►

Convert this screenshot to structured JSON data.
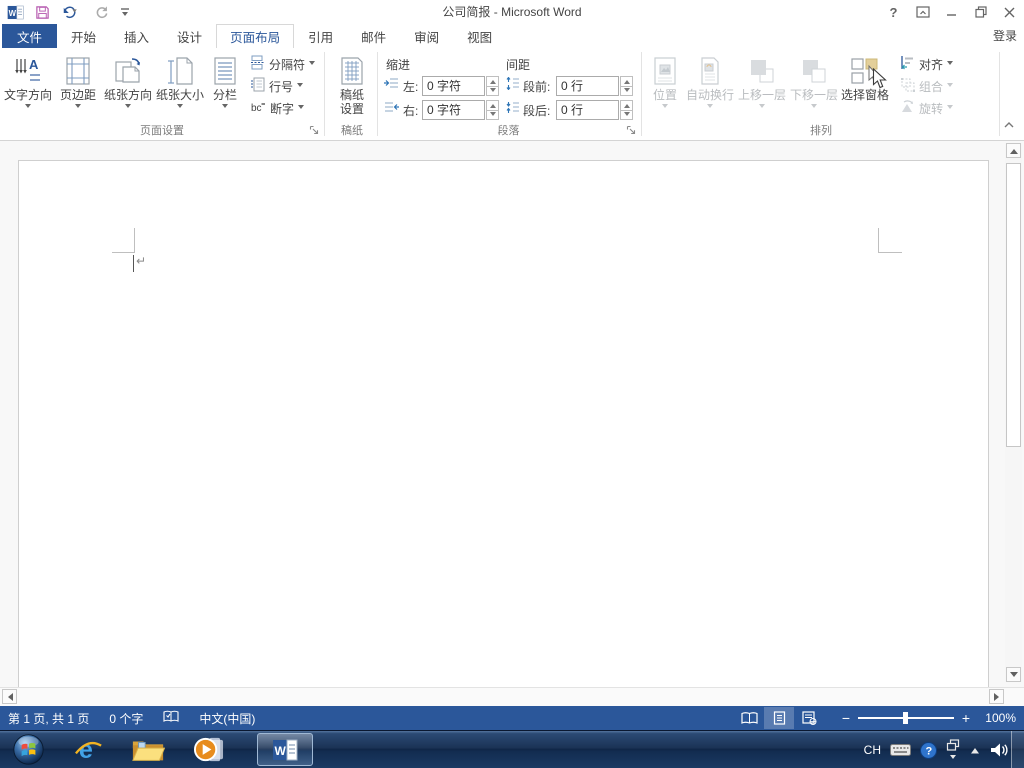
{
  "window": {
    "title": "公司简报 - Microsoft Word",
    "help_glyph": "?",
    "sign_in": "登录"
  },
  "tabs": {
    "file": "文件",
    "items": [
      "开始",
      "插入",
      "设计",
      "页面布局",
      "引用",
      "邮件",
      "审阅",
      "视图"
    ]
  },
  "ribbon": {
    "page_setup": {
      "label": "页面设置",
      "buttons": [
        "文字方向",
        "页边距",
        "纸张方向",
        "纸张大小",
        "分栏"
      ],
      "small_buttons": [
        "分隔符",
        "行号",
        "断字"
      ],
      "hyphenation_glyph": "bc",
      "text_direction_glyph": "A"
    },
    "manuscript": {
      "label": "稿纸",
      "button": "稿纸设置"
    },
    "paragraph": {
      "label": "段落",
      "indent_header": "缩进",
      "spacing_header": "间距",
      "left_label": "左:",
      "right_label": "右:",
      "before_label": "段前:",
      "after_label": "段后:",
      "left_value": "0 字符",
      "right_value": "0 字符",
      "before_value": "0 行",
      "after_value": "0 行"
    },
    "arrange": {
      "label": "排列",
      "buttons": [
        "位置",
        "自动换行",
        "上移一层",
        "下移一层",
        "选择窗格"
      ],
      "small_buttons": [
        "对齐",
        "组合",
        "旋转"
      ]
    }
  },
  "document": {
    "paragraph_mark": "↵"
  },
  "status_bar": {
    "page_info": "第 1 页, 共 1 页",
    "word_count": "0 个字",
    "language": "中文(中国)",
    "zoom_out": "−",
    "zoom_in": "+",
    "zoom_level": "100%"
  },
  "taskbar": {
    "tray_language": "CH",
    "word_logo_glyph": "W",
    "tray_help_glyph": "?"
  },
  "colors": {
    "accent": "#2b579a",
    "status_bar": "#2b579a",
    "disabled_text": "#b9bcbf"
  }
}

◄

What is required — Transcribe the material exactly, keeping every word and none of the pictures.

Full solution —
Convert this screenshot to structured JSON data.
{
  "window": {
    "title": "公司简报 - Microsoft Word",
    "help_glyph": "?",
    "sign_in": "登录"
  },
  "tabs": {
    "file": "文件",
    "items": [
      "开始",
      "插入",
      "设计",
      "页面布局",
      "引用",
      "邮件",
      "审阅",
      "视图"
    ]
  },
  "ribbon": {
    "page_setup": {
      "label": "页面设置",
      "buttons": [
        "文字方向",
        "页边距",
        "纸张方向",
        "纸张大小",
        "分栏"
      ],
      "small_buttons": [
        "分隔符",
        "行号",
        "断字"
      ],
      "hyphenation_glyph": "bc",
      "text_direction_glyph": "A"
    },
    "manuscript": {
      "label": "稿纸",
      "button": "稿纸设置"
    },
    "paragraph": {
      "label": "段落",
      "indent_header": "缩进",
      "spacing_header": "间距",
      "left_label": "左:",
      "right_label": "右:",
      "before_label": "段前:",
      "after_label": "段后:",
      "left_value": "0 字符",
      "right_value": "0 字符",
      "before_value": "0 行",
      "after_value": "0 行"
    },
    "arrange": {
      "label": "排列",
      "buttons": [
        "位置",
        "自动换行",
        "上移一层",
        "下移一层",
        "选择窗格"
      ],
      "small_buttons": [
        "对齐",
        "组合",
        "旋转"
      ]
    }
  },
  "document": {
    "paragraph_mark": "↵"
  },
  "status_bar": {
    "page_info": "第 1 页, 共 1 页",
    "word_count": "0 个字",
    "language": "中文(中国)",
    "zoom_out": "−",
    "zoom_in": "+",
    "zoom_level": "100%"
  },
  "taskbar": {
    "tray_language": "CH",
    "word_logo_glyph": "W",
    "tray_help_glyph": "?"
  },
  "colors": {
    "accent": "#2b579a",
    "status_bar": "#2b579a",
    "disabled_text": "#b9bcbf"
  }
}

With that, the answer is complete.